>> Start Recorded data

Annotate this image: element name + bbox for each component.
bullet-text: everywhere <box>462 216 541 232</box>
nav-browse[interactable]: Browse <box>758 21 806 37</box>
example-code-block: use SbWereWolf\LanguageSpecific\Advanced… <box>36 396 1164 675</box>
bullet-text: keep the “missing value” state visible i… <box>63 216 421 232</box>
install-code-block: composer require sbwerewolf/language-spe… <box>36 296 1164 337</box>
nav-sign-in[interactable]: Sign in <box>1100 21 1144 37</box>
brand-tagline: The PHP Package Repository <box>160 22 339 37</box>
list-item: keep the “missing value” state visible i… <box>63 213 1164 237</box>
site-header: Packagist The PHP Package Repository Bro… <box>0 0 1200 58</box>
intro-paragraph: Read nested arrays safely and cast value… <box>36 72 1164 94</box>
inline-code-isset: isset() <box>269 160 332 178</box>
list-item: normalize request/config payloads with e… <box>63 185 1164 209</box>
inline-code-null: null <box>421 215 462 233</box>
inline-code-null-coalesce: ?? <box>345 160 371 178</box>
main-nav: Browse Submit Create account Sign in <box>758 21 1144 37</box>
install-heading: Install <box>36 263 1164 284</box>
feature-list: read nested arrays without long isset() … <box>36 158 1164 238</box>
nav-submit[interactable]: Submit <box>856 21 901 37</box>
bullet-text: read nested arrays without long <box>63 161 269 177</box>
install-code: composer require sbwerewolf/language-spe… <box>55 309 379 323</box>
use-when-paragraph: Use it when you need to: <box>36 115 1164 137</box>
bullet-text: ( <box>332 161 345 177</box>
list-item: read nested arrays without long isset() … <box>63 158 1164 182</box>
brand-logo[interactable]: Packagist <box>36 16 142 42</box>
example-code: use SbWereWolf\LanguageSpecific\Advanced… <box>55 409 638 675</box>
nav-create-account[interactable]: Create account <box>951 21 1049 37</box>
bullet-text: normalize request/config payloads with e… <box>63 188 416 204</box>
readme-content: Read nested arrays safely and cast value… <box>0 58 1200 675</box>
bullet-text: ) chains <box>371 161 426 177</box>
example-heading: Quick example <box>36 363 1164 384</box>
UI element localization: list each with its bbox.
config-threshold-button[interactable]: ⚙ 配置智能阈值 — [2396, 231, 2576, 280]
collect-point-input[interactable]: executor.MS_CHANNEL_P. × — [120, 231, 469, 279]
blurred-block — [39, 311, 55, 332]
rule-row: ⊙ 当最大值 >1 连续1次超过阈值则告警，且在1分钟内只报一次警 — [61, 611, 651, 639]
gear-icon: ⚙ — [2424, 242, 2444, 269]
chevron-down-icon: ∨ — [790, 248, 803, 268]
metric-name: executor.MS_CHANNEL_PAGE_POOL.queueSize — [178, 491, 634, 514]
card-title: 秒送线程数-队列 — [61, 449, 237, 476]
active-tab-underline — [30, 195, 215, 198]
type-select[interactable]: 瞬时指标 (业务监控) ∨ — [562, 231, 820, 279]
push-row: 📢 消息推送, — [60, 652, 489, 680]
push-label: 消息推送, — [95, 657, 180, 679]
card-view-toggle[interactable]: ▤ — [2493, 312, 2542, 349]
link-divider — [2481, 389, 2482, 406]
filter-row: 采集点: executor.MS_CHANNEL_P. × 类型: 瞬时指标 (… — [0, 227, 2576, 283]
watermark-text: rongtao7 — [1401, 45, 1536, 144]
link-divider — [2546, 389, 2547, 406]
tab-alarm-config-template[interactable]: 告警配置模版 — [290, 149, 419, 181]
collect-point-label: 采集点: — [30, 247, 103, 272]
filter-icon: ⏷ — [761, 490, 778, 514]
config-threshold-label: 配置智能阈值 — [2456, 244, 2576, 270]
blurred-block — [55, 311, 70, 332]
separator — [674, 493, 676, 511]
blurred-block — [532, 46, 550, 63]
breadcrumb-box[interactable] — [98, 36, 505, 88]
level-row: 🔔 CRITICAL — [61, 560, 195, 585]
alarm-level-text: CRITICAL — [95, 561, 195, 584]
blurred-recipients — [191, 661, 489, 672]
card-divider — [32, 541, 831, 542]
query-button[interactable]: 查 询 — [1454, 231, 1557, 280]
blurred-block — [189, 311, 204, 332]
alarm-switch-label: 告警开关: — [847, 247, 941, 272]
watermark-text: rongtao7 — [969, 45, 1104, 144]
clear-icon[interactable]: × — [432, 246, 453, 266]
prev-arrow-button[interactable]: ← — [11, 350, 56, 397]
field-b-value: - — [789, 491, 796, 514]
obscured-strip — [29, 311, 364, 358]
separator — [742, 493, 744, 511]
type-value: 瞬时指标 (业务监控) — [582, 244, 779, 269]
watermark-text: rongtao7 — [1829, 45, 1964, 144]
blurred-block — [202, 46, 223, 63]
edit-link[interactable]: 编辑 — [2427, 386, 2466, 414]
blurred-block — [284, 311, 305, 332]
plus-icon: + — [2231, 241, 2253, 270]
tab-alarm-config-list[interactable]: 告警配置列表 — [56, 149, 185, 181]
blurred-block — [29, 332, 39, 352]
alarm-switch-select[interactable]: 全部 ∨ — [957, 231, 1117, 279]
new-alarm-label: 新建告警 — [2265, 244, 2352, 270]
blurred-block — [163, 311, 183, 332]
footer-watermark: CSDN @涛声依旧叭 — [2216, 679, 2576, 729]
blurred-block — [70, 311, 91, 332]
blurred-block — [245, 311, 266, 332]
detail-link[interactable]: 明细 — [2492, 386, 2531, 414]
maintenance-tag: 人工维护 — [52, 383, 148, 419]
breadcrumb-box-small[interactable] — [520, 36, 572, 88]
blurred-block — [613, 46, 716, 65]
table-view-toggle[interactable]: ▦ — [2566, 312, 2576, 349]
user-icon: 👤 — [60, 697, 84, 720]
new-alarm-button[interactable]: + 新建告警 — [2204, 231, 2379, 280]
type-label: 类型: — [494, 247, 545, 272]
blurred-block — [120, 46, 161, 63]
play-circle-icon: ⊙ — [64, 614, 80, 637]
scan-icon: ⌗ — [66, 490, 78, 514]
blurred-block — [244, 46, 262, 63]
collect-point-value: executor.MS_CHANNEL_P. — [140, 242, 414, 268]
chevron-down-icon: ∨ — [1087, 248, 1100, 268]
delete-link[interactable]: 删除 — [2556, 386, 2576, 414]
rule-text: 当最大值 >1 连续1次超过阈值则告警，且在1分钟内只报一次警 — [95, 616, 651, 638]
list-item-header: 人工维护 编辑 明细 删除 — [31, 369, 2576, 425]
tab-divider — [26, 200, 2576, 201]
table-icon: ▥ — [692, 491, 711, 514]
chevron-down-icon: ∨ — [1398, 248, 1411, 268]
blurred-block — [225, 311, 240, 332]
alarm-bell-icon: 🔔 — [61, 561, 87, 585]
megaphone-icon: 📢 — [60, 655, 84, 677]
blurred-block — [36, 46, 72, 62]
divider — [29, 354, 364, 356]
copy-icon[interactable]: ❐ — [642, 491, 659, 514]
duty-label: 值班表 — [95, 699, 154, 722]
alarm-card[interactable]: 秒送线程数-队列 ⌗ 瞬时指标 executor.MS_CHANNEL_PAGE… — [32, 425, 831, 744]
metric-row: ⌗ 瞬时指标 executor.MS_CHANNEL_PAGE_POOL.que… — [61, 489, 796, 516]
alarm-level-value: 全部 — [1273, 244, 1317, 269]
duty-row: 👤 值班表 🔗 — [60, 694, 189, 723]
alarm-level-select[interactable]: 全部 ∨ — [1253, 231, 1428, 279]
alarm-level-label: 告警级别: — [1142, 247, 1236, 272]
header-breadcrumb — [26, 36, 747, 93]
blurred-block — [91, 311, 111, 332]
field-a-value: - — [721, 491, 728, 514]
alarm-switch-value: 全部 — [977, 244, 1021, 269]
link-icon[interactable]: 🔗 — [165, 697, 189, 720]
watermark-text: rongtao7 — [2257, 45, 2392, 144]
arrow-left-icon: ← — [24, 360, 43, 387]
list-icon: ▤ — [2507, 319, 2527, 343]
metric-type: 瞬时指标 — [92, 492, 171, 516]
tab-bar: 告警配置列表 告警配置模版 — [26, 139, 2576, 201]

>> End Recorded data

Copy out the lines above word for word, from the first line down through the line containing "list-item: normalize request/config", including both.

• Finished answer:
Annotate this image: element name + bbox for each component.
bullet-text: everywhere <box>462 216 541 232</box>
nav-browse[interactable]: Browse <box>758 21 806 37</box>
example-code-block: use SbWereWolf\LanguageSpecific\Advanced… <box>36 396 1164 675</box>
bullet-text: keep the “missing value” state visible i… <box>63 216 421 232</box>
install-code-block: composer require sbwerewolf/language-spe… <box>36 296 1164 337</box>
nav-sign-in[interactable]: Sign in <box>1100 21 1144 37</box>
brand-tagline: The PHP Package Repository <box>160 22 339 37</box>
list-item: keep the “missing value” state visible i… <box>63 213 1164 237</box>
site-header: Packagist The PHP Package Repository Bro… <box>0 0 1200 58</box>
intro-paragraph: Read nested arrays safely and cast value… <box>36 72 1164 94</box>
inline-code-isset: isset() <box>269 160 332 178</box>
list-item: normalize request/config payloads with e… <box>63 185 1164 209</box>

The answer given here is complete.